- _PROVIDED RECORDS_

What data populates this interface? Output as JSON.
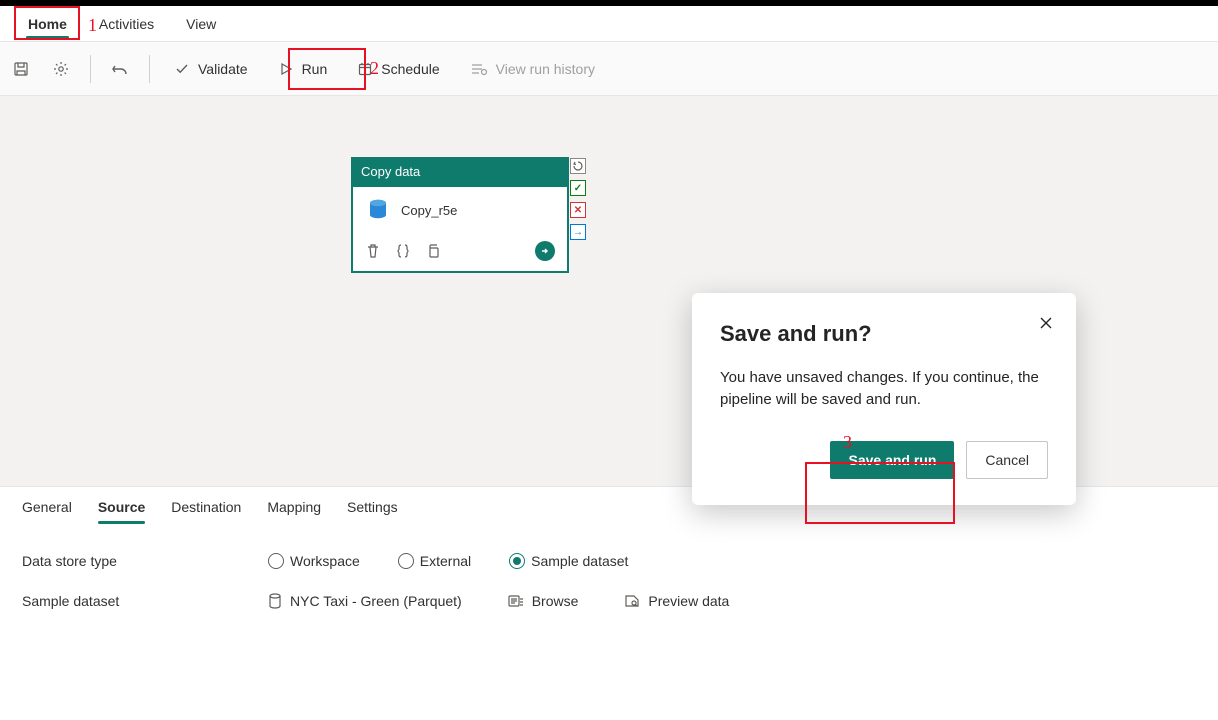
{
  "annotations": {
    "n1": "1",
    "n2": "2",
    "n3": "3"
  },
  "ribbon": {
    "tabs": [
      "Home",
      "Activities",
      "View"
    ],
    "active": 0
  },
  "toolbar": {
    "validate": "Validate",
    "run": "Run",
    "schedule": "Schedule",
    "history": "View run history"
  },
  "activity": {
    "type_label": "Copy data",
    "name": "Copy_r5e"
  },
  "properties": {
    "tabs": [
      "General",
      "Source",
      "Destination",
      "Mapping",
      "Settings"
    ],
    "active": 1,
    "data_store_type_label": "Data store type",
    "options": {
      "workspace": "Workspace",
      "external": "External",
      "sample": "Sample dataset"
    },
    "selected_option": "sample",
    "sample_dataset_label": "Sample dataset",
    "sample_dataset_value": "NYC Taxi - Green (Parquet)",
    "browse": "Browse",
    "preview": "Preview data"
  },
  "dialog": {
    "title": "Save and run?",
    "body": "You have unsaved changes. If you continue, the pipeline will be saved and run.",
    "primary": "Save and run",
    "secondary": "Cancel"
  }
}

...

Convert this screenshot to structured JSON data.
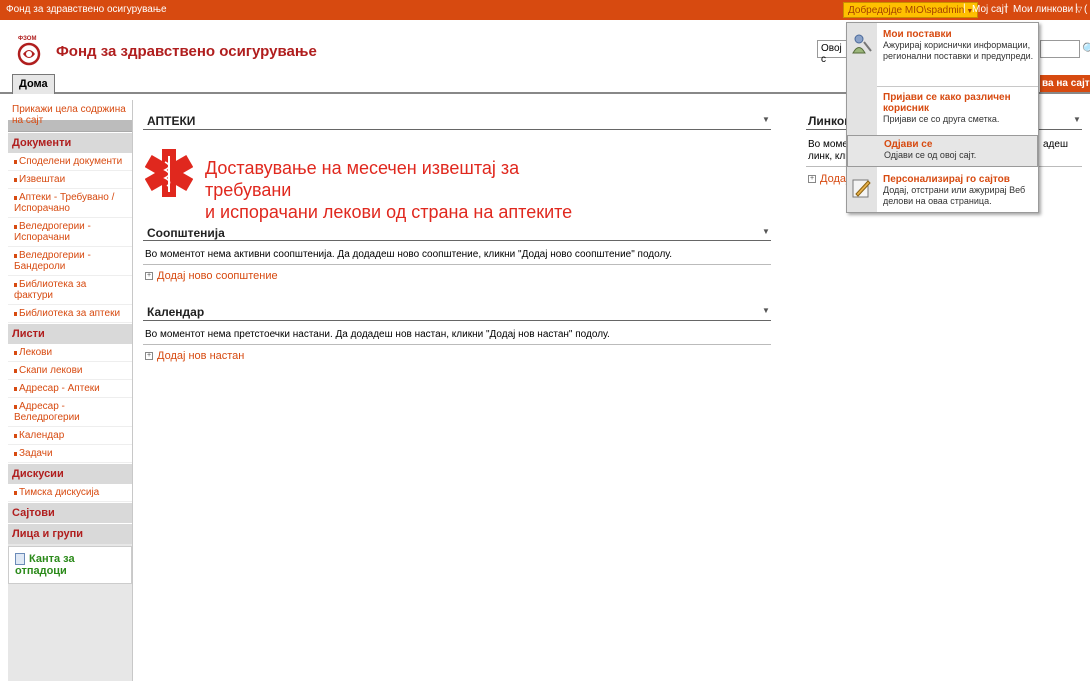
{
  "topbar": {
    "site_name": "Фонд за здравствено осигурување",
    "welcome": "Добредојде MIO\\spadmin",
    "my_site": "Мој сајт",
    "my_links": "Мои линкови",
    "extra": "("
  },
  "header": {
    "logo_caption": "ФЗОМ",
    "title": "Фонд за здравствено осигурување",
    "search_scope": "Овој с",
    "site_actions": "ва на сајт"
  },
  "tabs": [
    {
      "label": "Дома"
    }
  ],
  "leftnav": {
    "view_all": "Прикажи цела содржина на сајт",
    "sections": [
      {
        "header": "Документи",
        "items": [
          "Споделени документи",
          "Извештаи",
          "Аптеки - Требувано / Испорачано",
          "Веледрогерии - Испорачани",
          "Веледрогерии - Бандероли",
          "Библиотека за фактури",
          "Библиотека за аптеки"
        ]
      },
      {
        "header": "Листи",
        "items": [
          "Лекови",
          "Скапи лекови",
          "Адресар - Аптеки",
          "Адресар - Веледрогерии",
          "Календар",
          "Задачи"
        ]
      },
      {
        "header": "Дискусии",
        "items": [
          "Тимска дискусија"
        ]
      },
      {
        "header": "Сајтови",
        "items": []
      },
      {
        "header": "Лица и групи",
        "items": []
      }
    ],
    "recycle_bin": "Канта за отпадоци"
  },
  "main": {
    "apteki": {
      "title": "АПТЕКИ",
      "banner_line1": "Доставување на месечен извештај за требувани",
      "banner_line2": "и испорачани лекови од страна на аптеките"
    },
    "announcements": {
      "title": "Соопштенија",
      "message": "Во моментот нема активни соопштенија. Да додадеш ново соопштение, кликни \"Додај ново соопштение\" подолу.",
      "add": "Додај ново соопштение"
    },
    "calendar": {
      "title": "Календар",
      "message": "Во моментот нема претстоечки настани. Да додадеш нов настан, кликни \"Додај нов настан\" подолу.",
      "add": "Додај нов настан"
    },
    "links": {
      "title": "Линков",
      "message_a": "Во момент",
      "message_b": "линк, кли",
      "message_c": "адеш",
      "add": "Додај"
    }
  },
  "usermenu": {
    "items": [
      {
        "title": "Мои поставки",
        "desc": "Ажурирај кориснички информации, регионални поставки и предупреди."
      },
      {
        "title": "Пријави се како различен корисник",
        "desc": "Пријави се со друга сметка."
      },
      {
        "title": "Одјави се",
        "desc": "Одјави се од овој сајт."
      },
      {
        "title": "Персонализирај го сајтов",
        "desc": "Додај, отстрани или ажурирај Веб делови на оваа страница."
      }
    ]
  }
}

- _WHAT TO DO_
Every line that holds the word "подолу" counts once; state the total number of such lines and nothing else.

- _SOLUTION TO THE EXERCISE_
2